%%

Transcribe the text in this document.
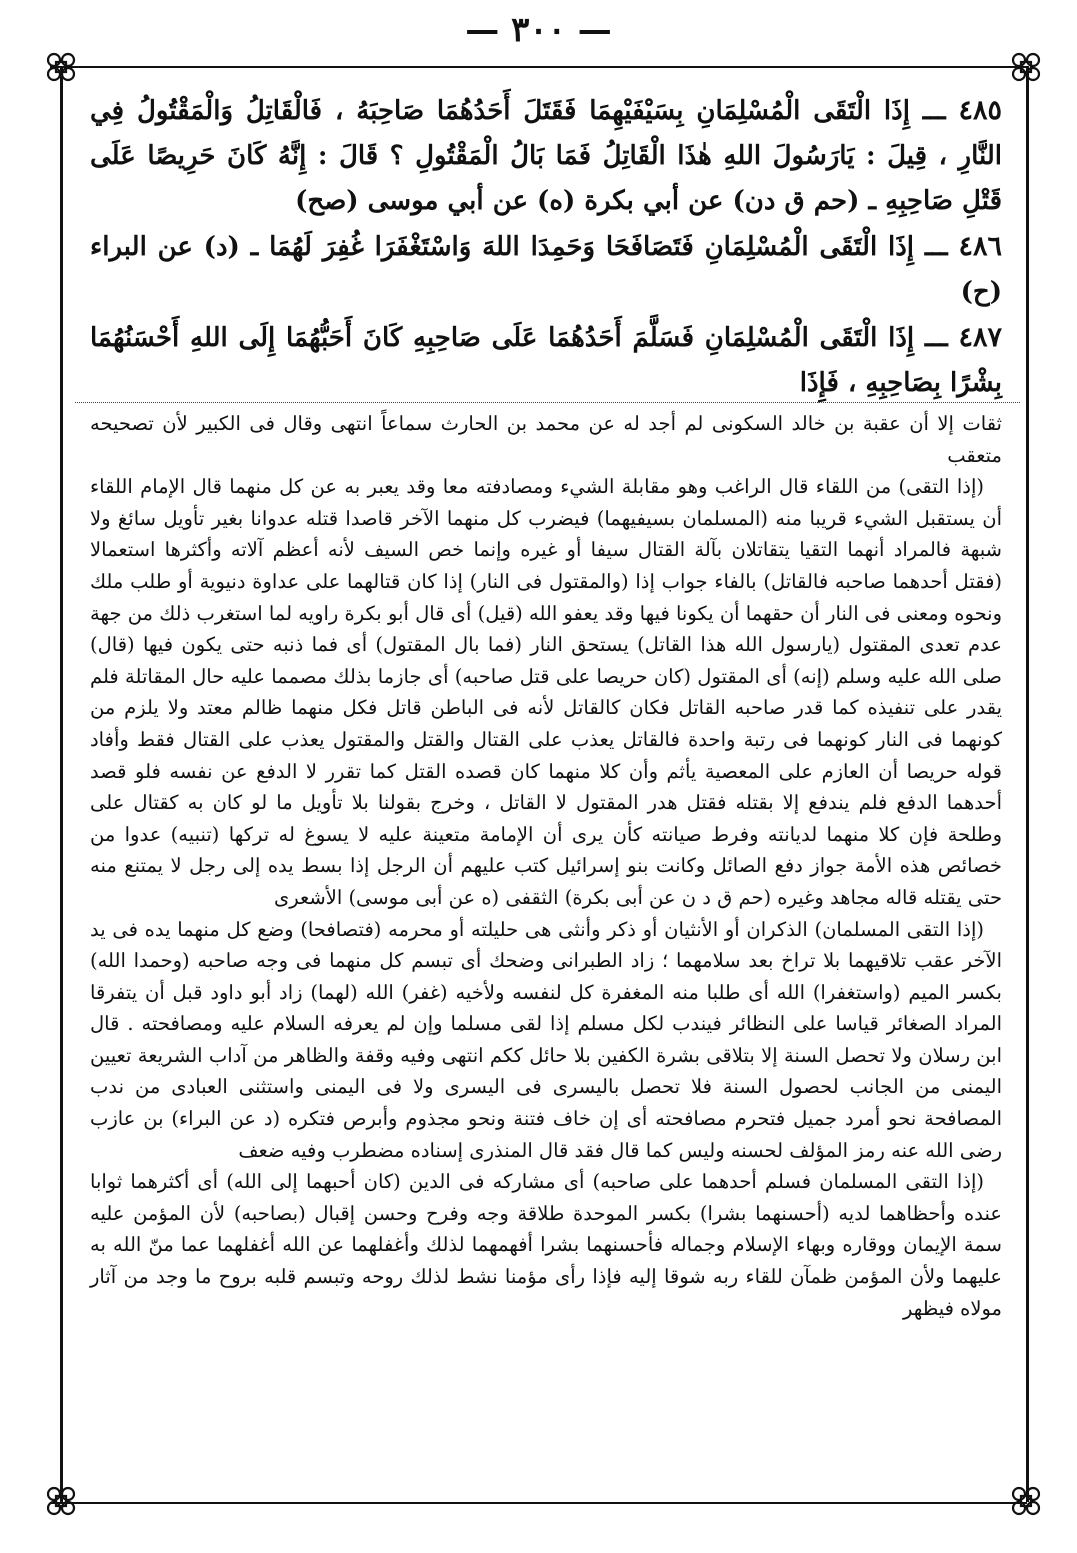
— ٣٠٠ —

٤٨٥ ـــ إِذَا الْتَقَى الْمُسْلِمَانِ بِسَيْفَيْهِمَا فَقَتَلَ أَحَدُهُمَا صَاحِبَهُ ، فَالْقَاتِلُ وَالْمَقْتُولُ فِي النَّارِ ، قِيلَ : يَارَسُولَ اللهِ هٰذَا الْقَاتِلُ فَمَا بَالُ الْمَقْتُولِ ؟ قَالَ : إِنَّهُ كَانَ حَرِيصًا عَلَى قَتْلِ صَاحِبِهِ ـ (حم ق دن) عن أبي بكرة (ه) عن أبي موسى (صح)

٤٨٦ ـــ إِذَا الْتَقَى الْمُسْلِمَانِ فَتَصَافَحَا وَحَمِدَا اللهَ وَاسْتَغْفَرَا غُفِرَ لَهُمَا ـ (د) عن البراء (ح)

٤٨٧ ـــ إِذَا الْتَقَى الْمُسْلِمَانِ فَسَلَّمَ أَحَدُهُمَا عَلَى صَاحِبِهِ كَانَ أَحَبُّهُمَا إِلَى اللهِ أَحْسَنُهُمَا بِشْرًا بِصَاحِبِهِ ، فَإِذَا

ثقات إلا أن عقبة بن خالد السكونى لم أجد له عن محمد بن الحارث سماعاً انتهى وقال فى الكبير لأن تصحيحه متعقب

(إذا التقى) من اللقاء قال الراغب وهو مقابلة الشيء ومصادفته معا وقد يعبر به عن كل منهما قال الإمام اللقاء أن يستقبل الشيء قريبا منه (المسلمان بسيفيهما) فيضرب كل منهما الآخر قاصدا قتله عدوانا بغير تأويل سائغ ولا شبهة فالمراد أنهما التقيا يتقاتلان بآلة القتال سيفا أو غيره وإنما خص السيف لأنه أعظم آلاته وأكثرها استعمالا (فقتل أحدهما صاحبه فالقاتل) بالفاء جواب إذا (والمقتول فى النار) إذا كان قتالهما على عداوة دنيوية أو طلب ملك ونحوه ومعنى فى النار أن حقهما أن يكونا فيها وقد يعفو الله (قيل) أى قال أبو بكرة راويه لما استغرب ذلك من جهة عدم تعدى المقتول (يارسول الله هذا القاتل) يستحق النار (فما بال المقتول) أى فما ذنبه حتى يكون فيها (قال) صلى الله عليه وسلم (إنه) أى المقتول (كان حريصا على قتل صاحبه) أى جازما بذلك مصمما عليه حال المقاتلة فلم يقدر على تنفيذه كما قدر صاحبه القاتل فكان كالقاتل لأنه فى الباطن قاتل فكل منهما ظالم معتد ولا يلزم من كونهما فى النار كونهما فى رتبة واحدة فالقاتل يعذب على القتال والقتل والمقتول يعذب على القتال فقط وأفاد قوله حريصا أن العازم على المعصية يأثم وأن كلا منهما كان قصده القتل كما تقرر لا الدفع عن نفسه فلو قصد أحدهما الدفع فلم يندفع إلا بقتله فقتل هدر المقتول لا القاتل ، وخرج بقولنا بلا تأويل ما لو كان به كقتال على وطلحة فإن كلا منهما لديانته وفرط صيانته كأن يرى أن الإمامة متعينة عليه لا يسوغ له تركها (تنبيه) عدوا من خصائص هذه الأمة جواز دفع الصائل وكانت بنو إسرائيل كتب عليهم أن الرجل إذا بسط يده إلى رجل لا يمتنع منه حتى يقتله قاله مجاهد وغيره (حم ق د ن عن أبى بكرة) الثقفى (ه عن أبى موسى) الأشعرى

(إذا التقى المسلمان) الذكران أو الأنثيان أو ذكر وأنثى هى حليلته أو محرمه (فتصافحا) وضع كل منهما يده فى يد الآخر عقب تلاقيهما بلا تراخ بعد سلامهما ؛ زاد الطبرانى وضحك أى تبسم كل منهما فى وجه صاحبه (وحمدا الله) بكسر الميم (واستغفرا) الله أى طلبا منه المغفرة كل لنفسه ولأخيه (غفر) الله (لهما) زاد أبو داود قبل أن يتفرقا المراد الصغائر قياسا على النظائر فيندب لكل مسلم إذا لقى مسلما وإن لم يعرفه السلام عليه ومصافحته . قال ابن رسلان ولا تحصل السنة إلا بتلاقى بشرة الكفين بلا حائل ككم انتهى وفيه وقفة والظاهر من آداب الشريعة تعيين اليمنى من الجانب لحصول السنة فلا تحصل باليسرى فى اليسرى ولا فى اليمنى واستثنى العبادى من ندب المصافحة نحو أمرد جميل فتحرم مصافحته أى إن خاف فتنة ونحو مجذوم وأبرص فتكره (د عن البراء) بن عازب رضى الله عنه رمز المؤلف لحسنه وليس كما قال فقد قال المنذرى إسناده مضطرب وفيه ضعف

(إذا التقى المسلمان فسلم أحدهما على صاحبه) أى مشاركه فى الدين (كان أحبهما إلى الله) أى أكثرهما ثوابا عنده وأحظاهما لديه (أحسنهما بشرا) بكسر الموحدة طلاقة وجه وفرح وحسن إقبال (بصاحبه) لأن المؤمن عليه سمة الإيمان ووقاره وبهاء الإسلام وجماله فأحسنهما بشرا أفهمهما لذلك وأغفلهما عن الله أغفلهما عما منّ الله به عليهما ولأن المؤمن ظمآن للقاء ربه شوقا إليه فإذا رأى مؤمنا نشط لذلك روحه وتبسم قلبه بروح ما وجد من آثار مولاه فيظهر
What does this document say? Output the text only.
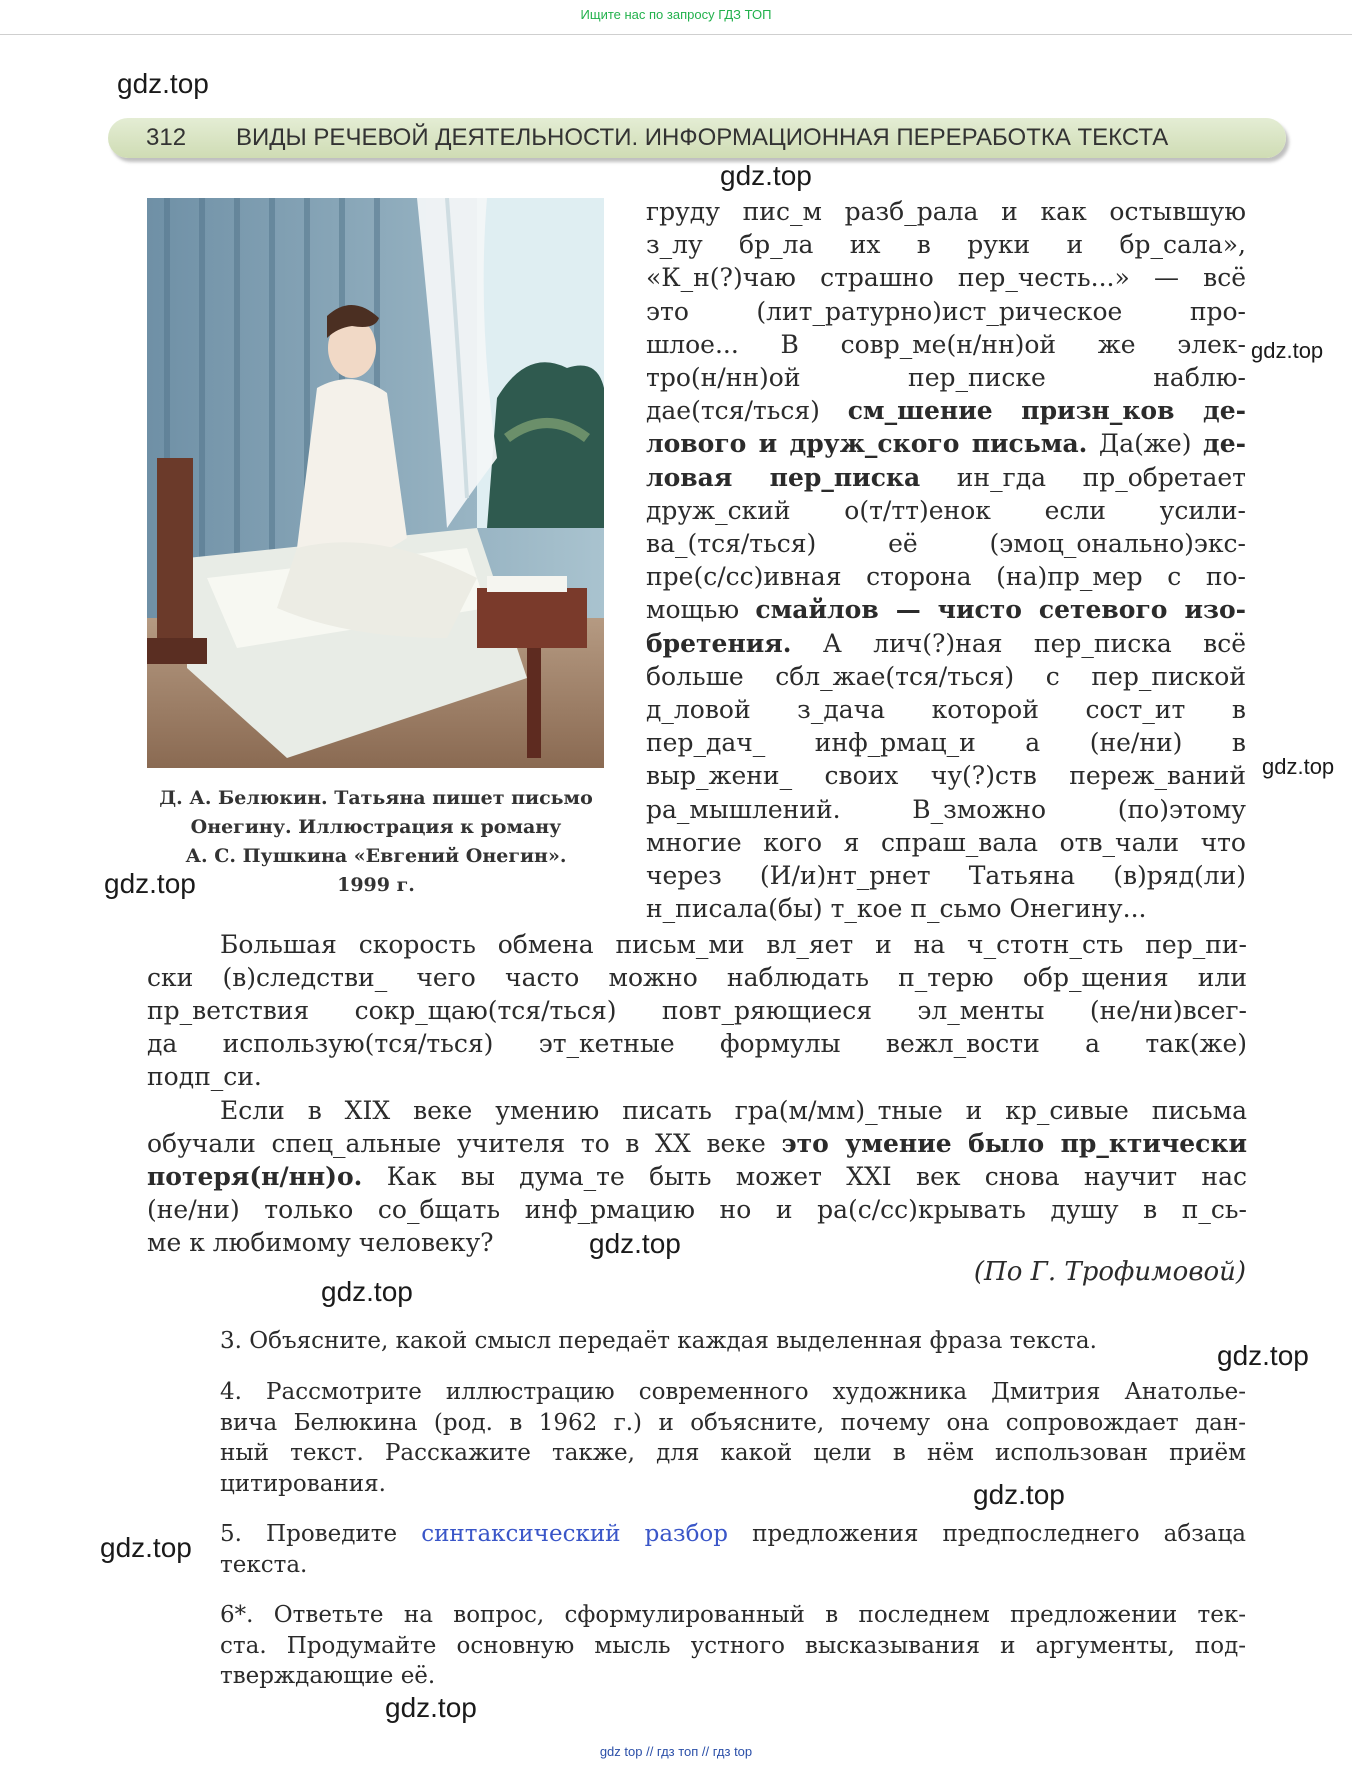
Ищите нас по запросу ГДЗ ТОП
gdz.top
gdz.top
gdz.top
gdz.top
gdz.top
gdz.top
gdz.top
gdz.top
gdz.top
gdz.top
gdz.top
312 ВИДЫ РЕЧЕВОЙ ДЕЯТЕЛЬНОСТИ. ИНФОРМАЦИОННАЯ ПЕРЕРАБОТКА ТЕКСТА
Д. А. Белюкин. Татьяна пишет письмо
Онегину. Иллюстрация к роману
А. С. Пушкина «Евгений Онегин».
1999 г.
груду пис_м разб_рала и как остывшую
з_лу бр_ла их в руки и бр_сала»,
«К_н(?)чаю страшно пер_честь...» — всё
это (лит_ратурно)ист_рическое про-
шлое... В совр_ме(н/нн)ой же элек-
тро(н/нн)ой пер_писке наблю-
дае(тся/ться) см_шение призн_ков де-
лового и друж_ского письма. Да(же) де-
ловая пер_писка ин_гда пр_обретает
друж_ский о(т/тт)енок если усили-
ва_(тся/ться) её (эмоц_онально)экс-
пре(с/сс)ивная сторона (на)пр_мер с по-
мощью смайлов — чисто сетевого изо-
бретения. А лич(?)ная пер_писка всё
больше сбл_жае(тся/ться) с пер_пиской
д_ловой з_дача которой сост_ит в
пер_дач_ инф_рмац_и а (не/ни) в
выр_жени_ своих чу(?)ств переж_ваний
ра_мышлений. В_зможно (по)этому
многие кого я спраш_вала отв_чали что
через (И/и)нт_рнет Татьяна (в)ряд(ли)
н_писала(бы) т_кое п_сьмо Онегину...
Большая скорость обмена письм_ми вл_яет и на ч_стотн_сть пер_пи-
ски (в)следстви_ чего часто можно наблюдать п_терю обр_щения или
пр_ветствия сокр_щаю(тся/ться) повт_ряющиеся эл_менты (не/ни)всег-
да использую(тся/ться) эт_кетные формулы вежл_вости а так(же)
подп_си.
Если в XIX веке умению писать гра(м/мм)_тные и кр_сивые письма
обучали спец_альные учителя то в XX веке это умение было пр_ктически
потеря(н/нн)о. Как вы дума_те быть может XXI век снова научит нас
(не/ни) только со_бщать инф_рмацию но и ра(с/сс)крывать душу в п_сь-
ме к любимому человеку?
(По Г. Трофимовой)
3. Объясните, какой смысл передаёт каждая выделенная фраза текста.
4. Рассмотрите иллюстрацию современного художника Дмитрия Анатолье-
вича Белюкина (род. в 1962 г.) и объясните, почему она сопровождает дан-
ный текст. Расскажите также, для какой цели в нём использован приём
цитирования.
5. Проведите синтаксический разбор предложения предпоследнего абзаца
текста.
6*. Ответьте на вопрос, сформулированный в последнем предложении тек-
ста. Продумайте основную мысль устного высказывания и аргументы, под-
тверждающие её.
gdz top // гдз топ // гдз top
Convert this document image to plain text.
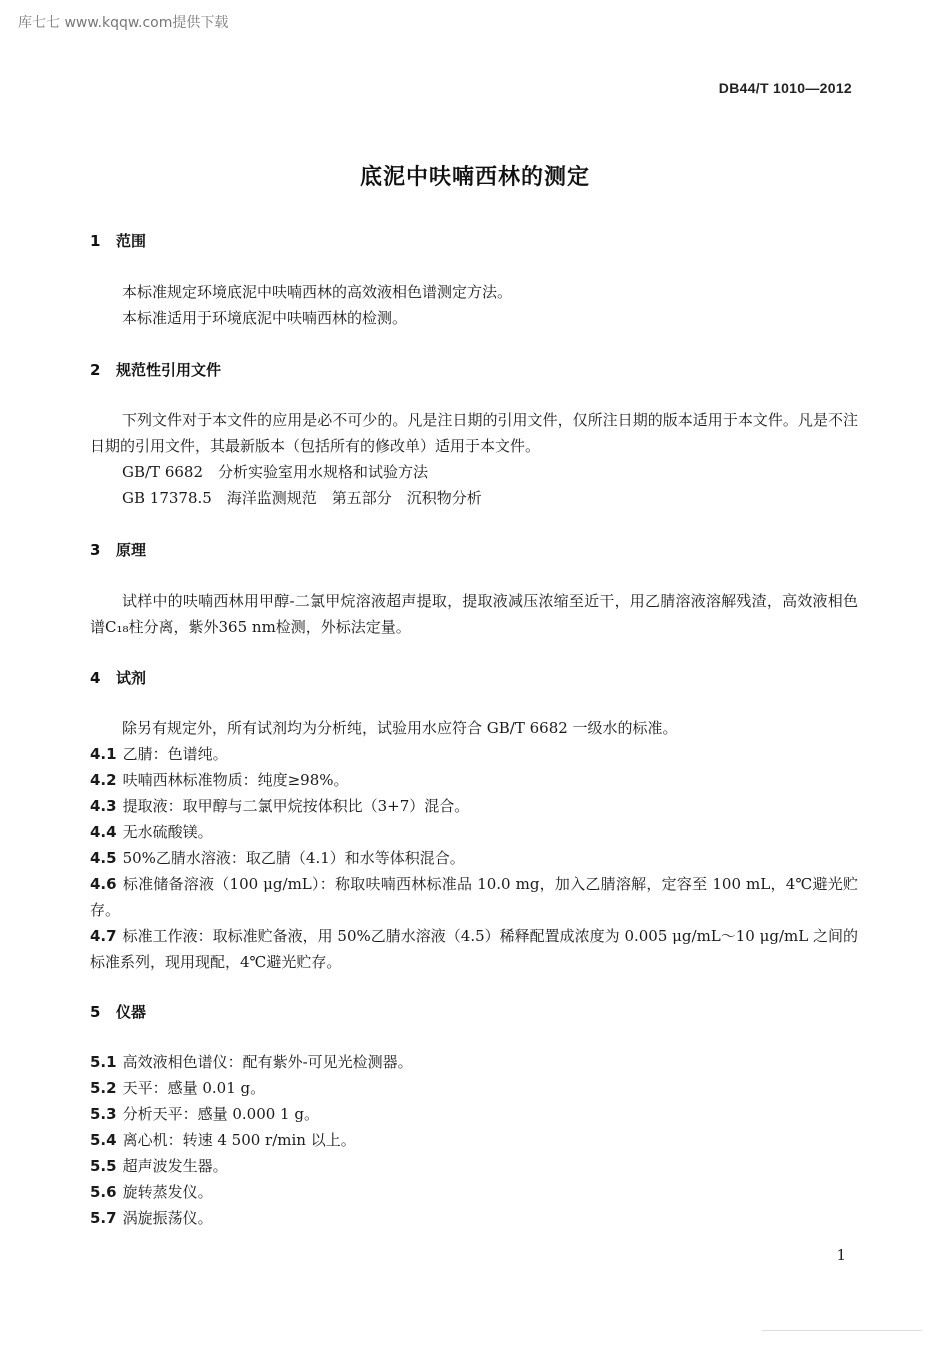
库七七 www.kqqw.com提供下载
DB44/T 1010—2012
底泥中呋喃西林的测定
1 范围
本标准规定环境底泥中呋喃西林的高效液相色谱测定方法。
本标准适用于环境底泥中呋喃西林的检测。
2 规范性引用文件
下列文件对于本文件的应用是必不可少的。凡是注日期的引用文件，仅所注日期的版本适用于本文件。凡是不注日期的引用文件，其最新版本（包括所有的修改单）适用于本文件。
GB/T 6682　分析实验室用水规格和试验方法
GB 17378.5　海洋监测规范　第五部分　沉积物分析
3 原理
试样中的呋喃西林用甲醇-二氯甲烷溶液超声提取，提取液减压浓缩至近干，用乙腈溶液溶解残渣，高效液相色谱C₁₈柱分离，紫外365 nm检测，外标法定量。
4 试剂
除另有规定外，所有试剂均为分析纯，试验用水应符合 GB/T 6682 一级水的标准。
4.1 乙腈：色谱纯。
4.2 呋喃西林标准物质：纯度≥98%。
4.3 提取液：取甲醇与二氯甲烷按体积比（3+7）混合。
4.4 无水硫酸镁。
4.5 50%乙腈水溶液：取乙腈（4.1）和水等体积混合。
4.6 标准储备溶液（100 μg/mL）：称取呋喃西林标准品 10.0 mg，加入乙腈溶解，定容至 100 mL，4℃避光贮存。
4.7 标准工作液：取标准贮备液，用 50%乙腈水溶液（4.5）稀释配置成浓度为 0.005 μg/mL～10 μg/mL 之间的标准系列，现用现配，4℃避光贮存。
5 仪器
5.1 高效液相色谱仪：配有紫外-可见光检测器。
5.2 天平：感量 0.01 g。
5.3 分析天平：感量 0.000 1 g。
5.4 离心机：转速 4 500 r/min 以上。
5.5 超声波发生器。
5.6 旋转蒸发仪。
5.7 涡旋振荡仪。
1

%%

The request: Copy all lines of the listing above that contain the string "Татьяна".

Result:
Д. А. Белюкин. Татьяна пишет письмо
через (И/и)нт_рнет Татьяна (в)ряд(ли)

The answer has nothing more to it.